*OBJECTIVE:*
Update the material starting at its beginning and ending at the line containing "- baluster-foot: [553, 501, 557, 505]": give those lines again with "mount-bolt-icon" replaced by "mounting-bolt-icon" and all else unchanged.

*TASK DATA:*
------------------------------------------------------------

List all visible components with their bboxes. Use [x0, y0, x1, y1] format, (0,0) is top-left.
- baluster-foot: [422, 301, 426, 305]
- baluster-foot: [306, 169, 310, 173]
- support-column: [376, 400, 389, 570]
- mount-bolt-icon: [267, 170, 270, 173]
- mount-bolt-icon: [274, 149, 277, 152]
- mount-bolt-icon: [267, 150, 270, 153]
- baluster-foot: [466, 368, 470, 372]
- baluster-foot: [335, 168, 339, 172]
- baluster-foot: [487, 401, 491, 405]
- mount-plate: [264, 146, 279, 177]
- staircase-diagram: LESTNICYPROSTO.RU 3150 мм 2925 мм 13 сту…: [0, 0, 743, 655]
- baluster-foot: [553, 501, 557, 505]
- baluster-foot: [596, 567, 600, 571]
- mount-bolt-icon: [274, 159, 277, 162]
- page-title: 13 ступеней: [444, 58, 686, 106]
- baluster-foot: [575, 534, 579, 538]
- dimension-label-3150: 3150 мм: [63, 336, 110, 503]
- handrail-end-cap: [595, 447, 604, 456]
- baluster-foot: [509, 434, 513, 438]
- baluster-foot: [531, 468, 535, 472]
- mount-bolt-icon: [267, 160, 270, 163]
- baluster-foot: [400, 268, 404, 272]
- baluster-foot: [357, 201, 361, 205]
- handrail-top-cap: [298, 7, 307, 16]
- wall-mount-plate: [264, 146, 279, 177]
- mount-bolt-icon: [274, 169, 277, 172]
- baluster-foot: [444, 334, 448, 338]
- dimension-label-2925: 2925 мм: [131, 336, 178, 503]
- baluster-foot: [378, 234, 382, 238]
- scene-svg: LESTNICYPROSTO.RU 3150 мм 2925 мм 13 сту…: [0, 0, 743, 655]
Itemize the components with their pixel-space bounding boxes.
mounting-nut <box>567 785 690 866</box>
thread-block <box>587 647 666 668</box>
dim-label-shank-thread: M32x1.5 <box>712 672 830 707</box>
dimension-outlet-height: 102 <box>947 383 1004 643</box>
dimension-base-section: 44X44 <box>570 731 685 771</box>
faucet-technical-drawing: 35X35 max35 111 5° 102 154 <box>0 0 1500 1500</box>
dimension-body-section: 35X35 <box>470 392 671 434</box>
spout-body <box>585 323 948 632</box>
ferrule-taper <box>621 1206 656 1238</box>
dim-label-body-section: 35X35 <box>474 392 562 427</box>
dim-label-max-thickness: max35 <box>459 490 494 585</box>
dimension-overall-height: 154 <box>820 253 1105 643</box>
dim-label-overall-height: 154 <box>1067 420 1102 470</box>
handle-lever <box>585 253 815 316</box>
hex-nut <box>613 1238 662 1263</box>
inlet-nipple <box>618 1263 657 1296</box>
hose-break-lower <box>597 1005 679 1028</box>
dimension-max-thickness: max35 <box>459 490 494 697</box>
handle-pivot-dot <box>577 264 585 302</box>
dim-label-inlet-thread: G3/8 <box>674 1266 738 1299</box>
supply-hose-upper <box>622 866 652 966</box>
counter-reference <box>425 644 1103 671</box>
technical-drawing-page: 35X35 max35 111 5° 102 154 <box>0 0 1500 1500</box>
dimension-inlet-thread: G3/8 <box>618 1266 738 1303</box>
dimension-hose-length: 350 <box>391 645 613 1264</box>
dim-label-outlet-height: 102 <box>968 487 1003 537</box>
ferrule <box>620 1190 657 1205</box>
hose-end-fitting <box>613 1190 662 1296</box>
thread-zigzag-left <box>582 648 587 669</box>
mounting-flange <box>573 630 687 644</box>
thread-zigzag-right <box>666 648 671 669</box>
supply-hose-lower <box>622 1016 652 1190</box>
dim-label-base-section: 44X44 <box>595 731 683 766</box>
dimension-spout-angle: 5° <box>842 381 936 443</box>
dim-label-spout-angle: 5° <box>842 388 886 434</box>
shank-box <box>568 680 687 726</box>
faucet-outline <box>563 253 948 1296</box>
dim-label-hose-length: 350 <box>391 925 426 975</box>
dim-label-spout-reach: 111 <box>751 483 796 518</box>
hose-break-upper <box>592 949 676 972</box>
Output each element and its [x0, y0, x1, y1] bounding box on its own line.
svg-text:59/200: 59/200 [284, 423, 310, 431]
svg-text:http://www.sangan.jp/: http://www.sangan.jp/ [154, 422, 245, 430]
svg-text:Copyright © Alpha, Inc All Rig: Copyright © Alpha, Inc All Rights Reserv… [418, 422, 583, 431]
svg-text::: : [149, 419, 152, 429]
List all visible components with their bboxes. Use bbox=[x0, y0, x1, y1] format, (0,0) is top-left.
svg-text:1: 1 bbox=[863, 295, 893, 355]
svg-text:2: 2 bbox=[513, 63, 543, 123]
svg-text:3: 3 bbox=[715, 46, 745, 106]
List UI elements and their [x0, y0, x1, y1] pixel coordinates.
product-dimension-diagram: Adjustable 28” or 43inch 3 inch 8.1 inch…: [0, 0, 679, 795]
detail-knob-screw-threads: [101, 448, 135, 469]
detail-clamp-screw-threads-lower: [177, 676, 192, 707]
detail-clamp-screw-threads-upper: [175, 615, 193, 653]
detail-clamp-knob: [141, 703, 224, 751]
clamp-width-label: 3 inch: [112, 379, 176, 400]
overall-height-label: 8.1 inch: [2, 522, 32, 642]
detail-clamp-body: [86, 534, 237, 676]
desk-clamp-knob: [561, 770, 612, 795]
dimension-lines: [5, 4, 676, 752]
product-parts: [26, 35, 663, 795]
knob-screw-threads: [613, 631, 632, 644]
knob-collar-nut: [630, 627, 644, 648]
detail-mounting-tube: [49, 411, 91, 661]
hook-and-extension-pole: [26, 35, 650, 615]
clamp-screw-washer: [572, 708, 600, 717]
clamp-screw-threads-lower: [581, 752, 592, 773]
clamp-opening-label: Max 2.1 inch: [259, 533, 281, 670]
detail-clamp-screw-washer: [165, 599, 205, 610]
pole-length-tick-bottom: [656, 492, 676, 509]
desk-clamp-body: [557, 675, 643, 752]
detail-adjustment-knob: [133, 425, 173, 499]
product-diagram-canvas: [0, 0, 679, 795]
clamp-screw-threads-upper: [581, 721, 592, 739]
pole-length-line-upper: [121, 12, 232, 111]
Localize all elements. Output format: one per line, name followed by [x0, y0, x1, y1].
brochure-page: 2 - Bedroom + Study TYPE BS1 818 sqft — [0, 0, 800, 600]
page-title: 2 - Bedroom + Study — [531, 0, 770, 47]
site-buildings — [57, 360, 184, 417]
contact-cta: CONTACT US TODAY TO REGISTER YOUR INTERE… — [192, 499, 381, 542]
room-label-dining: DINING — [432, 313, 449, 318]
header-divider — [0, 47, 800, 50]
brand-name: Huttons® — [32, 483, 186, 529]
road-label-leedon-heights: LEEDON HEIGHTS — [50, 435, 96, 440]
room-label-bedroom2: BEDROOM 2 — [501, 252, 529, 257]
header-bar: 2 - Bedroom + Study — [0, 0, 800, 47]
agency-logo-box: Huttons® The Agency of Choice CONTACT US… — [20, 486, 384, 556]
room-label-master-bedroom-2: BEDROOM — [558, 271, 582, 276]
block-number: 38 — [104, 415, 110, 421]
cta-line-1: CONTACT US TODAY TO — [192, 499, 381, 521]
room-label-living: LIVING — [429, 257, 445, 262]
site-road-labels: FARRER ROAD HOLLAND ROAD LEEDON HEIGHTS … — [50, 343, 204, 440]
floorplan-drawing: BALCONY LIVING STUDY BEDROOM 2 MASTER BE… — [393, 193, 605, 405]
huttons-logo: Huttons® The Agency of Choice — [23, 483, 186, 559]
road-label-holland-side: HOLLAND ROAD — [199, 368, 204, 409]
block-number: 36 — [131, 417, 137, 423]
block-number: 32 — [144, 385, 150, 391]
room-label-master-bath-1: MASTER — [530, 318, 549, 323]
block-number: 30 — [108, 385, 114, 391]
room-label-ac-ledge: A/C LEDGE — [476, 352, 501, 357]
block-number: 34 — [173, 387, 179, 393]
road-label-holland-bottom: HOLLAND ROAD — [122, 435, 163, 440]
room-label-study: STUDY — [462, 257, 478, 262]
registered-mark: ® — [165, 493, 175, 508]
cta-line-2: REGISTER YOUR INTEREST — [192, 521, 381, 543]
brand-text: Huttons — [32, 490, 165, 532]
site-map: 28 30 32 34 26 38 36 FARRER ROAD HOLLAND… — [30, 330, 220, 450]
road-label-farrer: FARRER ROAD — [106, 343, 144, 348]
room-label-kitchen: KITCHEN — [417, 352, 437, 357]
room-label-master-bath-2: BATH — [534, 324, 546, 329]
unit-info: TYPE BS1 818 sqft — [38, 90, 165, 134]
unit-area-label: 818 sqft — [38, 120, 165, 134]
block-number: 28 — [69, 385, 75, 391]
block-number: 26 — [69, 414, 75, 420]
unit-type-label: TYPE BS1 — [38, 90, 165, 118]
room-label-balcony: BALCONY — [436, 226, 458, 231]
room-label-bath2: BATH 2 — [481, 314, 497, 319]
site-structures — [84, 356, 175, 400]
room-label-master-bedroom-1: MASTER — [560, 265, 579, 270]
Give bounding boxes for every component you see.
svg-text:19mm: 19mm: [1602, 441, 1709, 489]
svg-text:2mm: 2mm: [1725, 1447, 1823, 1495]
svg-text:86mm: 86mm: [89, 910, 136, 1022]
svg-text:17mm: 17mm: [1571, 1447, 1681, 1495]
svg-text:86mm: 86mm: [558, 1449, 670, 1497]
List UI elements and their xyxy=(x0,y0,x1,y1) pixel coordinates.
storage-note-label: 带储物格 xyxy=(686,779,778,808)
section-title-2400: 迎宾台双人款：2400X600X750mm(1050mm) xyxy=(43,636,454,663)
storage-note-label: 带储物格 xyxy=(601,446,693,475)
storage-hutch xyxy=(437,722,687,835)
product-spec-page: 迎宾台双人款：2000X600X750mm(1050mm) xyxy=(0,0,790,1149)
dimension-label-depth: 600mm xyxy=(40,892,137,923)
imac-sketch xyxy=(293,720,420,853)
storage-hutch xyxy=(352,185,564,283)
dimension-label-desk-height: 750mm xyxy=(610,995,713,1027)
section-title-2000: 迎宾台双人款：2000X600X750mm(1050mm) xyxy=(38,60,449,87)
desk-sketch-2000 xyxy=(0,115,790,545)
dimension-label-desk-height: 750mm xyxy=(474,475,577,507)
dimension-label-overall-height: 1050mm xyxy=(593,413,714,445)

------------------------------------------------------------

*THE REPLY:*
List all visible components with their bboxes. Use [x0, y0, x1, y1] format, (0,0) is top-left.
- baluster-foot: [422, 301, 426, 305]
- baluster-foot: [306, 169, 310, 173]
- support-column: [376, 400, 389, 570]
- mounting-bolt-icon: [267, 170, 270, 173]
- mounting-bolt-icon: [274, 149, 277, 152]
- mounting-bolt-icon: [267, 150, 270, 153]
- baluster-foot: [466, 368, 470, 372]
- baluster-foot: [335, 168, 339, 172]
- baluster-foot: [487, 401, 491, 405]
- mount-plate: [264, 146, 279, 177]
- staircase-diagram: LESTNICYPROSTO.RU 3150 мм 2925 мм 13 сту…: [0, 0, 743, 655]
- baluster-foot: [553, 501, 557, 505]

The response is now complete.